- [Written exercise] Tell how many lines carry the word "this"; the reply is the number and nothing else.

- [Exercise input]
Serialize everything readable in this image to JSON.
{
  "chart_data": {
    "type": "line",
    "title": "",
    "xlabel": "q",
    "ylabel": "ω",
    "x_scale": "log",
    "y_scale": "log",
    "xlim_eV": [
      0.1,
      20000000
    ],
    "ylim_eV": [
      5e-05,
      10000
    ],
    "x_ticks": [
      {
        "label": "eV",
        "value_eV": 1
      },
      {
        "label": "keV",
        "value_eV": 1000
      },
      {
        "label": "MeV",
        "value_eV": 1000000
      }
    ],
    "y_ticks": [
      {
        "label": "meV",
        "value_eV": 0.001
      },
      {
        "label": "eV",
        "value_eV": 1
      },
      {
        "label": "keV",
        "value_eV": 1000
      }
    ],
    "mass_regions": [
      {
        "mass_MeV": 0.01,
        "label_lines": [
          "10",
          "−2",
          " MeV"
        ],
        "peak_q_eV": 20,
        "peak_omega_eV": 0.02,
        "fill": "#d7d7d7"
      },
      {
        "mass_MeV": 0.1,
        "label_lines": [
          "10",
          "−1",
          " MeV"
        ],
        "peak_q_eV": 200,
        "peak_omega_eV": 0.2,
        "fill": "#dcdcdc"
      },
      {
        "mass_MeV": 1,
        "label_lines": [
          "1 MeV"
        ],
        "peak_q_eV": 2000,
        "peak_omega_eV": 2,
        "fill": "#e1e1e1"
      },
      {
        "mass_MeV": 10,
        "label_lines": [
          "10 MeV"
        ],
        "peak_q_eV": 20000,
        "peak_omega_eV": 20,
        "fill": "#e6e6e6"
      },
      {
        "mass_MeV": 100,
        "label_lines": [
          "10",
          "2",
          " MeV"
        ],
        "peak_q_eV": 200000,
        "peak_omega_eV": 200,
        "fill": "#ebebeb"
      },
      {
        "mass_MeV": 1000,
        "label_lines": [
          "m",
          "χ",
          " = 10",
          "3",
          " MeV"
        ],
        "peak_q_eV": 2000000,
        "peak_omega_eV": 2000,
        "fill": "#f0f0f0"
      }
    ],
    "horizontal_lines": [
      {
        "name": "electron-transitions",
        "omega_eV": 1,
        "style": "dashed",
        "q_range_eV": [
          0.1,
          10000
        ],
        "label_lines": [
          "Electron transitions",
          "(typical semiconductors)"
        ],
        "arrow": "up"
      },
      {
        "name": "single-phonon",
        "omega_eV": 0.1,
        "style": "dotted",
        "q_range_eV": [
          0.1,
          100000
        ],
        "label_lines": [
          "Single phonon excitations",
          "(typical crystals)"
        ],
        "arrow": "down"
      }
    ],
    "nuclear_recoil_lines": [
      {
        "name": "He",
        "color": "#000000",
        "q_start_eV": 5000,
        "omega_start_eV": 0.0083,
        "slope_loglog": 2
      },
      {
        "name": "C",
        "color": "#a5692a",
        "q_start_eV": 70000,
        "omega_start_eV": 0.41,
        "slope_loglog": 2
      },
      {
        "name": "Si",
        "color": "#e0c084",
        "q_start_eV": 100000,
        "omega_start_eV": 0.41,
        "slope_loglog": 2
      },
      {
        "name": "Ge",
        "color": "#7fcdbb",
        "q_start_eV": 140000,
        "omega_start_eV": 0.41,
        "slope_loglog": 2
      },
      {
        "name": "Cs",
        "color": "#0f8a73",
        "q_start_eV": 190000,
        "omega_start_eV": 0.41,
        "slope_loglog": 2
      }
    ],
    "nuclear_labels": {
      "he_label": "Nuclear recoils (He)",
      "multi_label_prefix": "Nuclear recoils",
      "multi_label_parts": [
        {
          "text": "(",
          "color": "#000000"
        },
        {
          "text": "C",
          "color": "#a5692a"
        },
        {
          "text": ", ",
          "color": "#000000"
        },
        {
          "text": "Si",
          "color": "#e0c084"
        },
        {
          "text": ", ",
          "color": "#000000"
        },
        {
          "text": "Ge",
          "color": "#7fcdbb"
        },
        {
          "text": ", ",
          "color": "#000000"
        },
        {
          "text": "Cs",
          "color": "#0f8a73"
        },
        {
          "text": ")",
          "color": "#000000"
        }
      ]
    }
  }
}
* * *
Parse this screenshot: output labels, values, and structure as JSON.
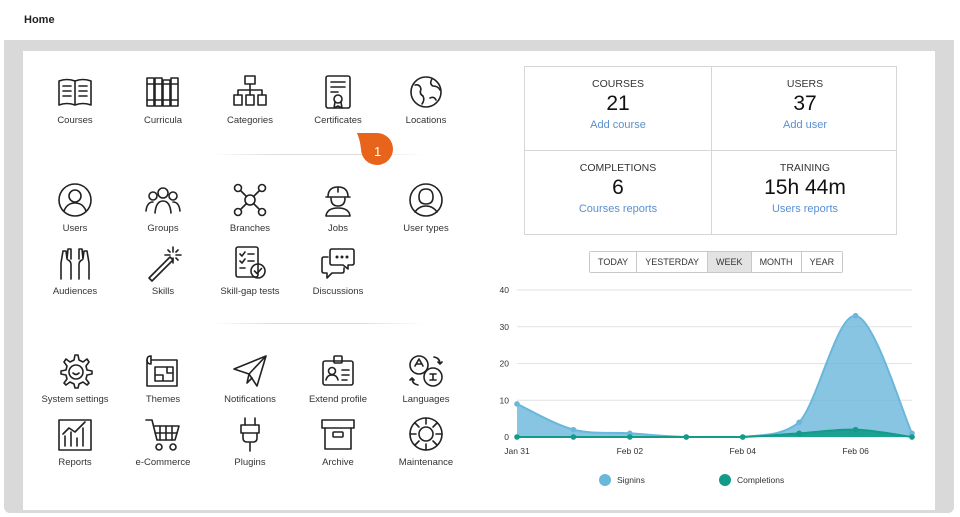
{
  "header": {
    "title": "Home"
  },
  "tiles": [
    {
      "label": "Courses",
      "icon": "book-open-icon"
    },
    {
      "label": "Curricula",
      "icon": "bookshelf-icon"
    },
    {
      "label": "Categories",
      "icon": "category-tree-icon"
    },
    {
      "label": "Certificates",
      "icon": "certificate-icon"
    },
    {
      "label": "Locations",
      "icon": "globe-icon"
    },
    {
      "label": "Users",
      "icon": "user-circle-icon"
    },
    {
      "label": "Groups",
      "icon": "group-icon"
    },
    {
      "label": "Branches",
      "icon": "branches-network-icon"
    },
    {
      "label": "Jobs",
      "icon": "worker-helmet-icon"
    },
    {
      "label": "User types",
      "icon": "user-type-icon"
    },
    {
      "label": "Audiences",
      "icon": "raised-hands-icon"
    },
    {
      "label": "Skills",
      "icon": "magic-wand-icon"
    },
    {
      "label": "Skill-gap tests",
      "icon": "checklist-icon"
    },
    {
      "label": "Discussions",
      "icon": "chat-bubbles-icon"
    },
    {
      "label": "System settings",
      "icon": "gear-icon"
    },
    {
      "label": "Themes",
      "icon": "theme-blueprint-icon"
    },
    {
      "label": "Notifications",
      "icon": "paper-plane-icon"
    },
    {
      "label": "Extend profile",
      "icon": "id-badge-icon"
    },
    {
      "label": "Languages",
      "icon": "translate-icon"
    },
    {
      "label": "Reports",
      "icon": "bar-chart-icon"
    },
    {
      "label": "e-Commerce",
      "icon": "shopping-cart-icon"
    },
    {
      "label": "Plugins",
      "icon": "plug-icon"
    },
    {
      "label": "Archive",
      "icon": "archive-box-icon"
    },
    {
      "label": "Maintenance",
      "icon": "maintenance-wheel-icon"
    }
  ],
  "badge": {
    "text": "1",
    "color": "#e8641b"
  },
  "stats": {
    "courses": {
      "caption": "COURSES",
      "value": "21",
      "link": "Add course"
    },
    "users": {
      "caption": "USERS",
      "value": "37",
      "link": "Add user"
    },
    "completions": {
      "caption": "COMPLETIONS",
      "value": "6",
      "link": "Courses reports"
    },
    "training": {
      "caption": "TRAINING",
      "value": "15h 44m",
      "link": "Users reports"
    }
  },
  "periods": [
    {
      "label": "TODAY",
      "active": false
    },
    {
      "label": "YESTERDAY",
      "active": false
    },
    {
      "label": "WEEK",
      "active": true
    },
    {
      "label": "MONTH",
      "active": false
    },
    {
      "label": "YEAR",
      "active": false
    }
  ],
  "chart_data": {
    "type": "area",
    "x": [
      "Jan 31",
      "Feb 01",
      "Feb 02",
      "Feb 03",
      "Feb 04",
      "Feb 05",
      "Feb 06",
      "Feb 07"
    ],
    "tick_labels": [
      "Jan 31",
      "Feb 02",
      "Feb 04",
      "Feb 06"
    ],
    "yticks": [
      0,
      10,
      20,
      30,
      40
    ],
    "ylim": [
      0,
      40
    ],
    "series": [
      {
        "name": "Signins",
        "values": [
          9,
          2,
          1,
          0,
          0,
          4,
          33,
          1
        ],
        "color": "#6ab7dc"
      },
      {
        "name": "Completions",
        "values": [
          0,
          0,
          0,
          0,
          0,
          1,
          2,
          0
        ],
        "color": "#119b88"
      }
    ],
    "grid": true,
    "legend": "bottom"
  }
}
...
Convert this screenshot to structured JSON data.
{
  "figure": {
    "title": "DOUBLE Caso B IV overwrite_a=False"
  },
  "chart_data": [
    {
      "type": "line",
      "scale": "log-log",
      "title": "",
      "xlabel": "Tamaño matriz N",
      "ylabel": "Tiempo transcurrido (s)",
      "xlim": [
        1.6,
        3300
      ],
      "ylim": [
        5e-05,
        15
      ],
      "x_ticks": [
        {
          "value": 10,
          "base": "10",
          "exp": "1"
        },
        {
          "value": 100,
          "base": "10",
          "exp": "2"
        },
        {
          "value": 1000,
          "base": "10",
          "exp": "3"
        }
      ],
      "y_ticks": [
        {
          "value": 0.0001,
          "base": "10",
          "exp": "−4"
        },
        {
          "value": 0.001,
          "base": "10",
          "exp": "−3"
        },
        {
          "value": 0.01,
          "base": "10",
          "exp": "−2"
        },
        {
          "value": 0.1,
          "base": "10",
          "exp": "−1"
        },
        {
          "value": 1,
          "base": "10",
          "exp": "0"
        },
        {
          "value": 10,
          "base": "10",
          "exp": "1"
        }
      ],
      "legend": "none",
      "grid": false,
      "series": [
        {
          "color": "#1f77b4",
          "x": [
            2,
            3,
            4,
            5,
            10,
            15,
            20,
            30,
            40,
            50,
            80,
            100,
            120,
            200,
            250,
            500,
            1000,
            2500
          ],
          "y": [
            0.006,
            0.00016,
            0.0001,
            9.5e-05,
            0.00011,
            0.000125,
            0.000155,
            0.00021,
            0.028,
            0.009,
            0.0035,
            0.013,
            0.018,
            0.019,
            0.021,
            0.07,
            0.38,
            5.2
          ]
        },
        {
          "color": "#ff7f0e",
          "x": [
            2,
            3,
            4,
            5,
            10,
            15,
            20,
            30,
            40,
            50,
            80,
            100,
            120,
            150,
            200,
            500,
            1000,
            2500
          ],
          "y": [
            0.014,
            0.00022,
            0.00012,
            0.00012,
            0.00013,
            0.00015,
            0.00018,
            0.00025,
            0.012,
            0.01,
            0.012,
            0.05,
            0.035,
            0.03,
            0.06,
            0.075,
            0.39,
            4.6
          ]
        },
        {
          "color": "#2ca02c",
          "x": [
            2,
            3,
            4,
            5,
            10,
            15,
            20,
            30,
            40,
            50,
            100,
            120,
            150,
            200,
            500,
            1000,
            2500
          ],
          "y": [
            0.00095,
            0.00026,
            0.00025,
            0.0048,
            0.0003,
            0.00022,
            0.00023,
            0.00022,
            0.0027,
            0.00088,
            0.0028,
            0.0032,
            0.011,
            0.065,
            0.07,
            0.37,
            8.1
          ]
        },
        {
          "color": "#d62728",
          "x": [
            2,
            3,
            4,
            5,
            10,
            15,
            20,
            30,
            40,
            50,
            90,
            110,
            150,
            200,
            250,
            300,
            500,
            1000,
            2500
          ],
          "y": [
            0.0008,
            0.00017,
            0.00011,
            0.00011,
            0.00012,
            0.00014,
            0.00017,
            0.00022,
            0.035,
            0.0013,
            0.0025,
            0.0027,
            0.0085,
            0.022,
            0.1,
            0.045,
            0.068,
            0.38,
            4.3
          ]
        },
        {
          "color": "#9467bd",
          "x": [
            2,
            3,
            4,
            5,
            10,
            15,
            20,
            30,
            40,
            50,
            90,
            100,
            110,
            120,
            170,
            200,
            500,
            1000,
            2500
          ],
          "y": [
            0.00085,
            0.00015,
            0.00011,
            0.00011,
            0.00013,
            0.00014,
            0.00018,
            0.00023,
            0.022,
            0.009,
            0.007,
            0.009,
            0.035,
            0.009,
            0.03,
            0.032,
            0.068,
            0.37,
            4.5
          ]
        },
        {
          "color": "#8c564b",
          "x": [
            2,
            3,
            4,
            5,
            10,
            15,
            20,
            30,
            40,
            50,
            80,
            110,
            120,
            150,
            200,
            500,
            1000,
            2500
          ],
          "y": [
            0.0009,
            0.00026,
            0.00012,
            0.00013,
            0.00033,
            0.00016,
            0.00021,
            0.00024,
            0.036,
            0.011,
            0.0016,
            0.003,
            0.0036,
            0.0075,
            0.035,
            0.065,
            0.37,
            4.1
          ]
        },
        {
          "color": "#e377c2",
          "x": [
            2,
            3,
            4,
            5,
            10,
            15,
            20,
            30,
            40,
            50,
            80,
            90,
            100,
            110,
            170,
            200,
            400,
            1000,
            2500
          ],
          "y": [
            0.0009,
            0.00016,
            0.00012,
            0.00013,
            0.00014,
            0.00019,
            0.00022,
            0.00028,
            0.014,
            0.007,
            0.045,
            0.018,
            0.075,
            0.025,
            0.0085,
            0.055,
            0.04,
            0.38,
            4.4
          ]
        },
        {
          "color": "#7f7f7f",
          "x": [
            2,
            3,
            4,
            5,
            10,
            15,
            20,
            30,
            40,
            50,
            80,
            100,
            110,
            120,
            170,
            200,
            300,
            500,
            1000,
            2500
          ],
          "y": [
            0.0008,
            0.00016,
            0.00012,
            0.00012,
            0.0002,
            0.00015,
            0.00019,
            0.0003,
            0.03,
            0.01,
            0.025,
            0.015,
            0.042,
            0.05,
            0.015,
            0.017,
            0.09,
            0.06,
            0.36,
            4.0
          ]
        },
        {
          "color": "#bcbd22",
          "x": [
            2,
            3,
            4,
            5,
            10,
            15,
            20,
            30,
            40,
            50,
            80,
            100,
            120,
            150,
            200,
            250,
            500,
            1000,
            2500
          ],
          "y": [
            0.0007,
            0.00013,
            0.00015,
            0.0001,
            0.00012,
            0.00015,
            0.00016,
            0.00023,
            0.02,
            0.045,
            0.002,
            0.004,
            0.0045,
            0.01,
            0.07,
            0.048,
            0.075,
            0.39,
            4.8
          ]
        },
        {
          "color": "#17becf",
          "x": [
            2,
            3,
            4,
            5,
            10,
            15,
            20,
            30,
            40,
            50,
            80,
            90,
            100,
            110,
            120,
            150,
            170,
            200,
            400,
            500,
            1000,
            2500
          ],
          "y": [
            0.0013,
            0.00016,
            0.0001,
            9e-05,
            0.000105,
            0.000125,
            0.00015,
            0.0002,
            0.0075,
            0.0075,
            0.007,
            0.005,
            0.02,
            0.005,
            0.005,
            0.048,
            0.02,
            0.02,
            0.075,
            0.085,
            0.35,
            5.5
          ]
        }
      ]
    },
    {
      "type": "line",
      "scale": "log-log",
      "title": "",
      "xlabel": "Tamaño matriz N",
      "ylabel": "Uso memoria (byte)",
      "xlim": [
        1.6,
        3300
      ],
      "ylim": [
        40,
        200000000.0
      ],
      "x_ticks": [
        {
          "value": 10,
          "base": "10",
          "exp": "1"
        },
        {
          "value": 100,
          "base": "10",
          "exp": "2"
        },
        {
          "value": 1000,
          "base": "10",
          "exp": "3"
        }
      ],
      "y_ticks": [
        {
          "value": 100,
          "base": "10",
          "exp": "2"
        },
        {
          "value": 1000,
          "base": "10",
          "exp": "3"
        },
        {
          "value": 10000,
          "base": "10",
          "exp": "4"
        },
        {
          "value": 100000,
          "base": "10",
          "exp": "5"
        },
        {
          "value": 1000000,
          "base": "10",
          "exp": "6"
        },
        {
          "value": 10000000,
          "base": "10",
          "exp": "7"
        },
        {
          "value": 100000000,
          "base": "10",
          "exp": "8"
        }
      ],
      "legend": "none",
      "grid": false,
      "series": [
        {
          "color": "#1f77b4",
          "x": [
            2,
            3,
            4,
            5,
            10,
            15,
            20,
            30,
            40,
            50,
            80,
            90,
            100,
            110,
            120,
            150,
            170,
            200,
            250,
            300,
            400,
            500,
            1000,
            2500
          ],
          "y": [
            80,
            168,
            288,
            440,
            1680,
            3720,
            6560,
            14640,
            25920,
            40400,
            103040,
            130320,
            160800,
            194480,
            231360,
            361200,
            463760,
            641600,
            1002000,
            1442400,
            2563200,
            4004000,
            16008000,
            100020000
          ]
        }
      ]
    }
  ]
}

- [Solution below] 3